**AIM OF THE EXERCISE**
Look for the word "JSON" in the entries below, then copy every line that has it.

**INPUT MATERIAL**
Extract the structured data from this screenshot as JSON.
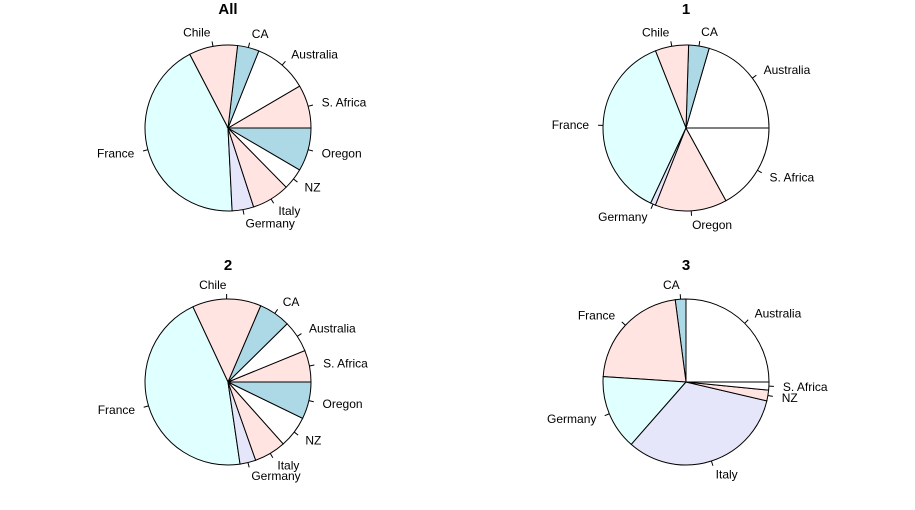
{
  "colors": [
    "#FFFFFF",
    "#ADD8E6",
    "#FFE4E1",
    "#E0FFFF",
    "#E6E6FA",
    "#FFF8DC"
  ],
  "chart_data": [
    {
      "type": "pie",
      "title": "All",
      "init_angle": 0,
      "clockwise": false,
      "slices": [
        {
          "label": "S. Africa",
          "value": 8,
          "color": "#FFE4E1"
        },
        {
          "label": "Australia",
          "value": 10,
          "color": "#FFFFFF"
        },
        {
          "label": "CA",
          "value": 4,
          "color": "#ADD8E6"
        },
        {
          "label": "Chile",
          "value": 9,
          "color": "#FFE4E1"
        },
        {
          "label": "France",
          "value": 41,
          "color": "#E0FFFF"
        },
        {
          "label": "Germany",
          "value": 4,
          "color": "#E6E6FA"
        },
        {
          "label": "Italy",
          "value": 7,
          "color": "#FFE4E1"
        },
        {
          "label": "NZ",
          "value": 4,
          "color": "#FFFFFF"
        },
        {
          "label": "Oregon",
          "value": 8,
          "color": "#ADD8E6"
        }
      ]
    },
    {
      "type": "pie",
      "title": "1",
      "init_angle": 0,
      "clockwise": false,
      "slices": [
        {
          "label": "Australia",
          "value": 20.5,
          "color": "#FFFFFF"
        },
        {
          "label": "CA",
          "value": 4,
          "color": "#ADD8E6"
        },
        {
          "label": "Chile",
          "value": 6.5,
          "color": "#FFE4E1"
        },
        {
          "label": "France",
          "value": 37,
          "color": "#E0FFFF"
        },
        {
          "label": "Germany",
          "value": 1,
          "color": "#E6E6FA"
        },
        {
          "label": "Oregon",
          "value": 14,
          "color": "#FFE4E1"
        },
        {
          "label": "S. Africa",
          "value": 17,
          "color": "#FFFFFF"
        }
      ]
    },
    {
      "type": "pie",
      "title": "2",
      "init_angle": 0,
      "clockwise": false,
      "slices": [
        {
          "label": "S. Africa",
          "value": 6,
          "color": "#FFE4E1"
        },
        {
          "label": "Australia",
          "value": 6,
          "color": "#FFFFFF"
        },
        {
          "label": "CA",
          "value": 6,
          "color": "#ADD8E6"
        },
        {
          "label": "Chile",
          "value": 13,
          "color": "#FFE4E1"
        },
        {
          "label": "France",
          "value": 44,
          "color": "#E0FFFF"
        },
        {
          "label": "Germany",
          "value": 3,
          "color": "#E6E6FA"
        },
        {
          "label": "Italy",
          "value": 6,
          "color": "#FFE4E1"
        },
        {
          "label": "NZ",
          "value": 6,
          "color": "#FFFFFF"
        },
        {
          "label": "Oregon",
          "value": 7,
          "color": "#ADD8E6"
        }
      ]
    },
    {
      "type": "pie",
      "title": "3",
      "init_angle": 0,
      "clockwise": false,
      "slices": [
        {
          "label": "Australia",
          "value": 24,
          "color": "#FFFFFF"
        },
        {
          "label": "CA",
          "value": 2,
          "color": "#ADD8E6"
        },
        {
          "label": "France",
          "value": 21,
          "color": "#FFE4E1"
        },
        {
          "label": "Germany",
          "value": 14,
          "color": "#E0FFFF"
        },
        {
          "label": "Italy",
          "value": 31.5,
          "color": "#E6E6FA"
        },
        {
          "label": "NZ",
          "value": 2,
          "color": "#FFE4E1"
        },
        {
          "label": "S. Africa",
          "value": 1.5,
          "color": "#FFFFFF"
        }
      ]
    }
  ]
}
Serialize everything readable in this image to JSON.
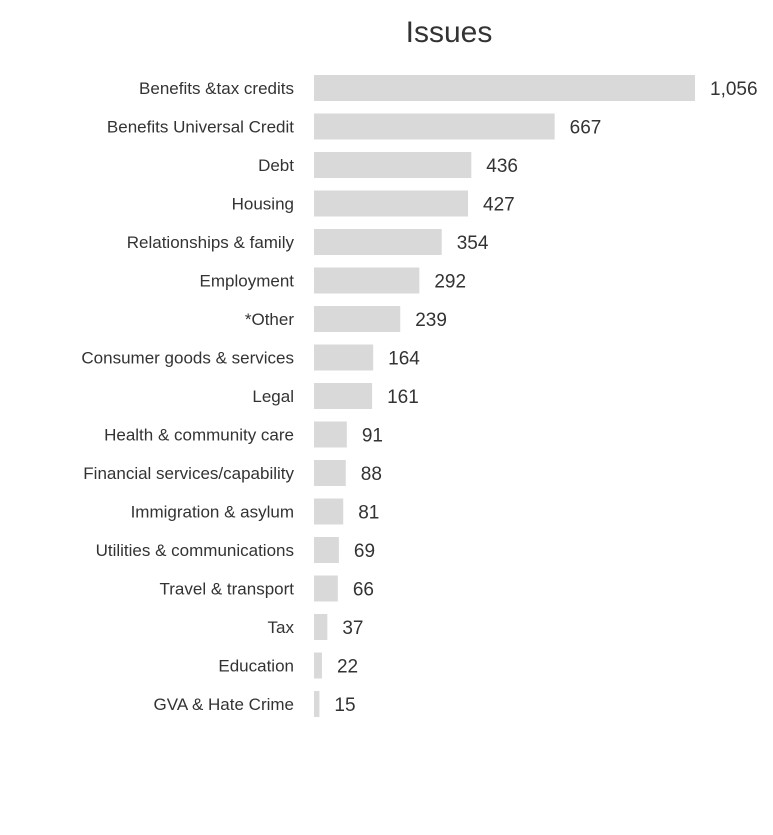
{
  "chart_data": {
    "type": "bar",
    "orientation": "horizontal",
    "title": "Issues",
    "categories": [
      "Benefits &tax credits",
      "Benefits Universal Credit",
      "Debt",
      "Housing",
      "Relationships & family",
      "Employment",
      "*Other",
      "Consumer goods & services",
      "Legal",
      "Health & community care",
      "Financial services/capability",
      "Immigration & asylum",
      "Utilities & communications",
      "Travel & transport",
      "Tax",
      "Education",
      "GVA & Hate Crime"
    ],
    "values": [
      1056,
      667,
      436,
      427,
      354,
      292,
      239,
      164,
      161,
      91,
      88,
      81,
      69,
      66,
      37,
      22,
      15
    ],
    "value_labels": [
      "1,056",
      "667",
      "436",
      "427",
      "354",
      "292",
      "239",
      "164",
      "161",
      "91",
      "88",
      "81",
      "69",
      "66",
      "37",
      "22",
      "15"
    ],
    "xlim": [
      0,
      1056
    ],
    "grid": false,
    "legend": "none",
    "bar_color": "#d9d9d9"
  }
}
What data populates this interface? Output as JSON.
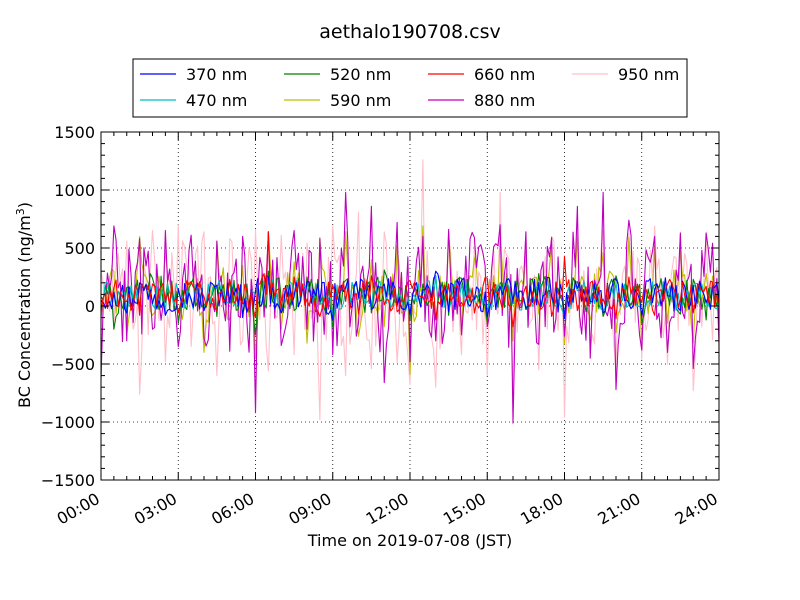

**TASK ANSWER**
Extract the structured data from this screenshot as JSON.
Serialize everything readable in this image to JSON.
What data populates this interface? Output as JSON.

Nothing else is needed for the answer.